* **Stated exercise**
Restate all of the entries exactly, dropping any pictures they hold.

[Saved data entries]
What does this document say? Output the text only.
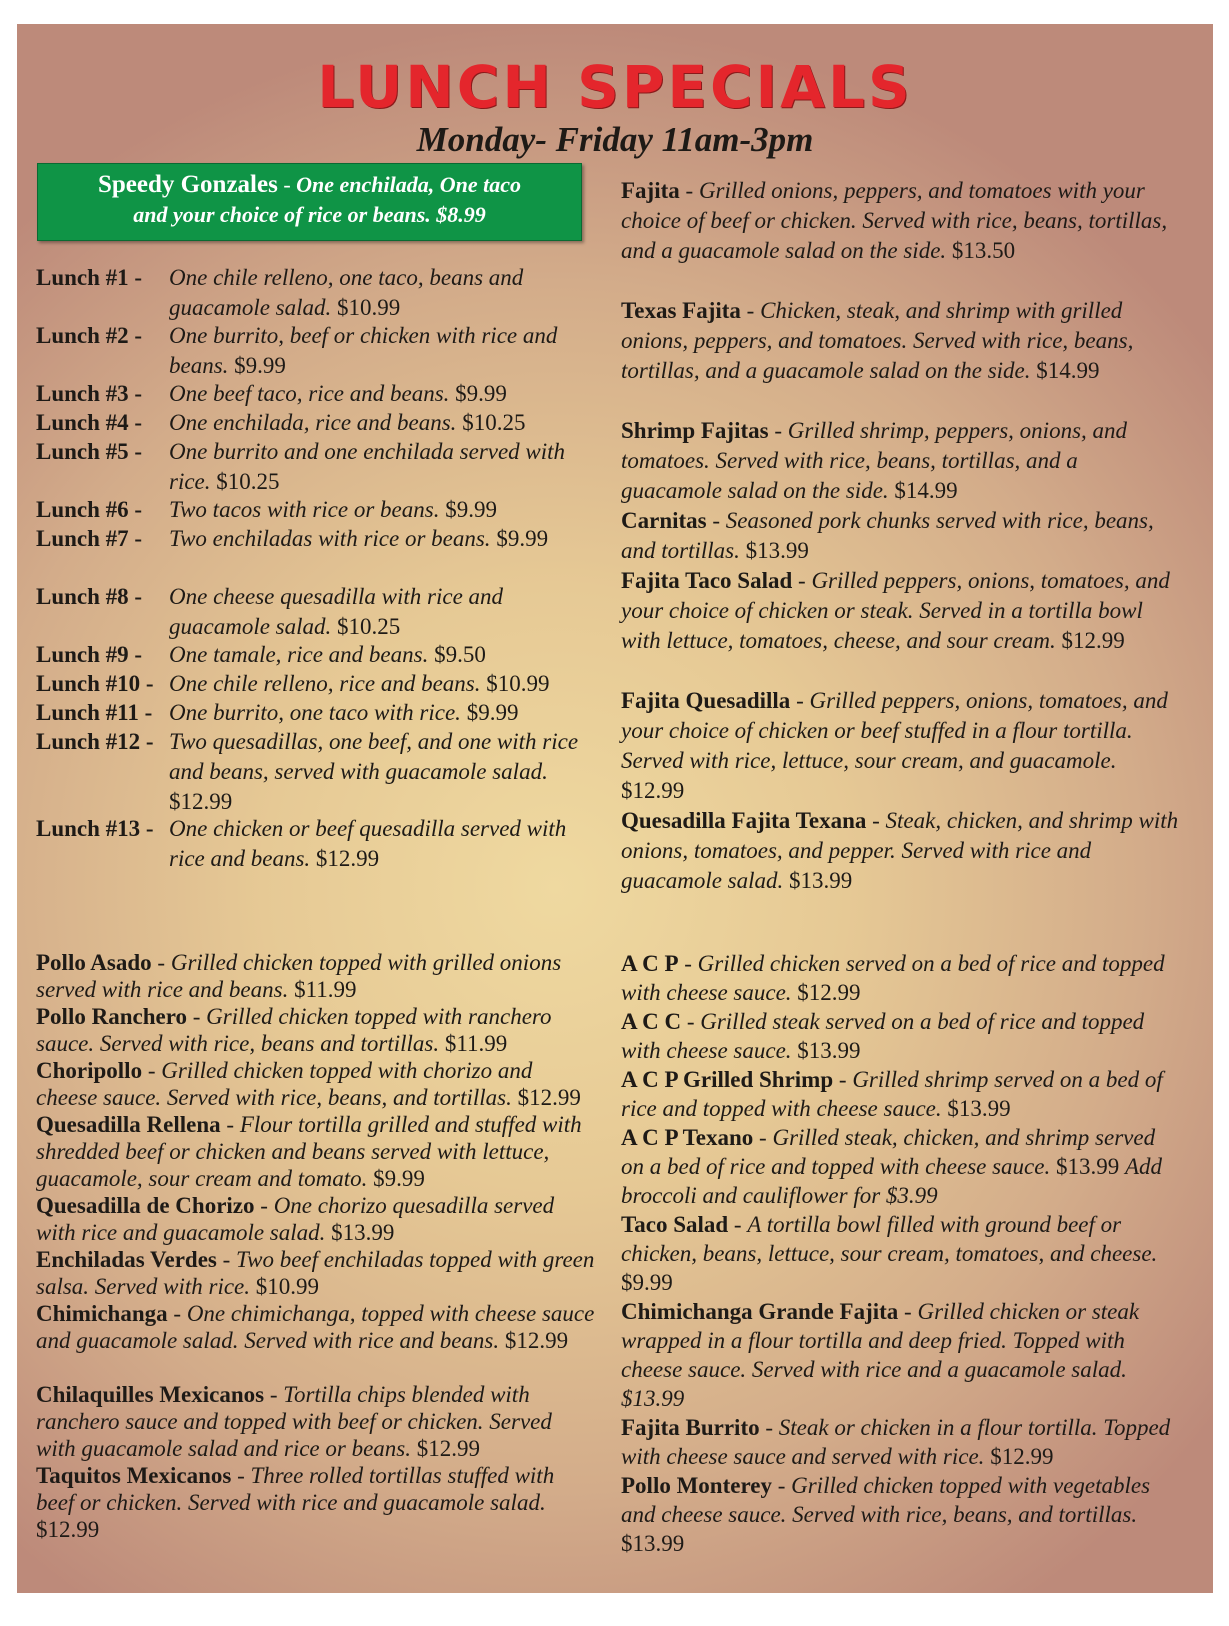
LUNCH SPECIALS
Monday- Friday 11am-3pm
Speedy Gonzales - One enchilada, One taco
and your choice of rice or beans. $8.99
Lunch #1 - One chile relleno, one taco, beans and guacamole salad. $10.99
Lunch #2 - One burrito, beef or chicken with rice and beans. $9.99
Lunch #3 - One beef taco, rice and beans. $9.99
Lunch #4 - One enchilada, rice and beans. $10.25
Lunch #5 - One burrito and one enchilada served with rice. $10.25
Lunch #6 - Two tacos with rice or beans. $9.99
Lunch #7 - Two enchiladas with rice or beans. $9.99
Lunch #8 - One cheese quesadilla with rice and guacamole salad. $10.25
Lunch #9 - One tamale, rice and beans. $9.50
Lunch #10 - One chile relleno, rice and beans. $10.99
Lunch #11 - One burrito, one taco with rice. $9.99
Lunch #12 - Two quesadillas, one beef, and one with rice and beans, served with guacamole salad. $12.99
Lunch #13 - One chicken or beef quesadilla served with rice and beans. $12.99
Fajita - Grilled onions, peppers, and tomatoes with your choice of beef or chicken. Served with rice, beans, tortillas, and a guacamole salad on the side. $13.50
Texas Fajita - Chicken, steak, and shrimp with grilled onions, peppers, and tomatoes. Served with rice, beans, tortillas, and a guacamole salad on the side. $14.99
Shrimp Fajitas - Grilled shrimp, peppers, onions, and tomatoes. Served with rice, beans, tortillas, and a guacamole salad on the side. $14.99
Carnitas - Seasoned pork chunks served with rice, beans, and tortillas. $13.99
Fajita Taco Salad - Grilled peppers, onions, tomatoes, and your choice of chicken or steak. Served in a tortilla bowl with lettuce, tomatoes, cheese, and sour cream. $12.99
Fajita Quesadilla - Grilled peppers, onions, tomatoes, and your choice of chicken or beef stuffed in a flour tortilla. Served with rice, lettuce, sour cream, and guacamole. $12.99
Quesadilla Fajita Texana - Steak, chicken, and shrimp with onions, tomatoes, and pepper. Served with rice and guacamole salad. $13.99
Pollo Asado - Grilled chicken topped with grilled onions served with rice and beans. $11.99
Pollo Ranchero - Grilled chicken topped with ranchero sauce. Served with rice, beans and tortillas. $11.99
Choripollo - Grilled chicken topped with chorizo and cheese sauce. Served with rice, beans, and tortillas. $12.99
Quesadilla Rellena - Flour tortilla grilled and stuffed with shredded beef or chicken and beans served with lettuce, guacamole, sour cream and tomato. $9.99
Quesadilla de Chorizo - One chorizo quesadilla served with rice and guacamole salad. $13.99
Enchiladas Verdes - Two beef enchiladas topped with green salsa. Served with rice. $10.99
Chimichanga - One chimichanga, topped with cheese sauce and guacamole salad. Served with rice and beans. $12.99
Chilaquilles Mexicanos - Tortilla chips blended with ranchero sauce and topped with beef or chicken. Served with guacamole salad and rice or beans. $12.99
Taquitos Mexicanos - Three rolled tortillas stuffed with beef or chicken. Served with rice and guacamole salad. $12.99
A C P - Grilled chicken served on a bed of rice and topped with cheese sauce. $12.99
A C C - Grilled steak served on a bed of rice and topped with cheese sauce. $13.99
A C P Grilled Shrimp - Grilled shrimp served on a bed of rice and topped with cheese sauce. $13.99
A C P Texano - Grilled steak, chicken, and shrimp served on a bed of rice and topped with cheese sauce. $13.99 Add broccoli and cauliflower for $3.99
Taco Salad - A tortilla bowl filled with ground beef or chicken, beans, lettuce, sour cream, tomatoes, and cheese. $9.99
Chimichanga Grande Fajita - Grilled chicken or steak wrapped in a flour tortilla and deep fried. Topped with cheese sauce. Served with rice and a guacamole salad. $13.99
Fajita Burrito - Steak or chicken in a flour tortilla. Topped with cheese sauce and served with rice. $12.99
Pollo Monterey - Grilled chicken topped with vegetables and cheese sauce. Served with rice, beans, and tortillas. $13.99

* **Answer in full**
What does this document say? Output the text only.
LUNCH SPECIALS
Monday- Friday 11am-3pm
Speedy Gonzales - One enchilada, One taco
and your choice of rice or beans. $8.99
Lunch #1 - One chile relleno, one taco, beans and guacamole salad. $10.99
Lunch #2 - One burrito, beef or chicken with rice and beans. $9.99
Lunch #3 - One beef taco, rice and beans. $9.99
Lunch #4 - One enchilada, rice and beans. $10.25
Lunch #5 - One burrito and one enchilada served with rice. $10.25
Lunch #6 - Two tacos with rice or beans. $9.99
Lunch #7 - Two enchiladas with rice or beans. $9.99
Lunch #8 - One cheese quesadilla with rice and guacamole salad. $10.25
Lunch #9 - One tamale, rice and beans. $9.50
Lunch #10 - One chile relleno, rice and beans. $10.99
Lunch #11 - One burrito, one taco with rice. $9.99
Lunch #12 - Two quesadillas, one beef, and one with rice and beans, served with guacamole salad. $12.99
Lunch #13 - One chicken or beef quesadilla served with rice and beans. $12.99
Fajita - Grilled onions, peppers, and tomatoes with your choice of beef or chicken. Served with rice, beans, tortillas, and a guacamole salad on the side. $13.50
Texas Fajita - Chicken, steak, and shrimp with grilled onions, peppers, and tomatoes. Served with rice, beans, tortillas, and a guacamole salad on the side. $14.99
Shrimp Fajitas - Grilled shrimp, peppers, onions, and tomatoes. Served with rice, beans, tortillas, and a guacamole salad on the side. $14.99
Carnitas - Seasoned pork chunks served with rice, beans, and tortillas. $13.99
Fajita Taco Salad - Grilled peppers, onions, tomatoes, and your choice of chicken or steak. Served in a tortilla bowl with lettuce, tomatoes, cheese, and sour cream. $12.99
Fajita Quesadilla - Grilled peppers, onions, tomatoes, and your choice of chicken or beef stuffed in a flour tortilla. Served with rice, lettuce, sour cream, and guacamole. $12.99
Quesadilla Fajita Texana - Steak, chicken, and shrimp with onions, tomatoes, and pepper. Served with rice and guacamole salad. $13.99
Pollo Asado - Grilled chicken topped with grilled onions served with rice and beans. $11.99
Pollo Ranchero - Grilled chicken topped with ranchero sauce. Served with rice, beans and tortillas. $11.99
Choripollo - Grilled chicken topped with chorizo and cheese sauce. Served with rice, beans, and tortillas. $12.99
Quesadilla Rellena - Flour tortilla grilled and stuffed with shredded beef or chicken and beans served with lettuce, guacamole, sour cream and tomato. $9.99
Quesadilla de Chorizo - One chorizo quesadilla served with rice and guacamole salad. $13.99
Enchiladas Verdes - Two beef enchiladas topped with green salsa. Served with rice. $10.99
Chimichanga - One chimichanga, topped with cheese sauce and guacamole salad. Served with rice and beans. $12.99
Chilaquilles Mexicanos - Tortilla chips blended with ranchero sauce and topped with beef or chicken. Served with guacamole salad and rice or beans. $12.99
Taquitos Mexicanos - Three rolled tortillas stuffed with beef or chicken. Served with rice and guacamole salad. $12.99
A C P - Grilled chicken served on a bed of rice and topped with cheese sauce. $12.99
A C C - Grilled steak served on a bed of rice and topped with cheese sauce. $13.99
A C P Grilled Shrimp - Grilled shrimp served on a bed of rice and topped with cheese sauce. $13.99
A C P Texano - Grilled steak, chicken, and shrimp served on a bed of rice and topped with cheese sauce. $13.99 Add broccoli and cauliflower for $3.99
Taco Salad - A tortilla bowl filled with ground beef or chicken, beans, lettuce, sour cream, tomatoes, and cheese. $9.99
Chimichanga Grande Fajita - Grilled chicken or steak wrapped in a flour tortilla and deep fried. Topped with cheese sauce. Served with rice and a guacamole salad. $13.99
Fajita Burrito - Steak or chicken in a flour tortilla. Topped with cheese sauce and served with rice. $12.99
Pollo Monterey - Grilled chicken topped with vegetables and cheese sauce. Served with rice, beans, and tortillas. $13.99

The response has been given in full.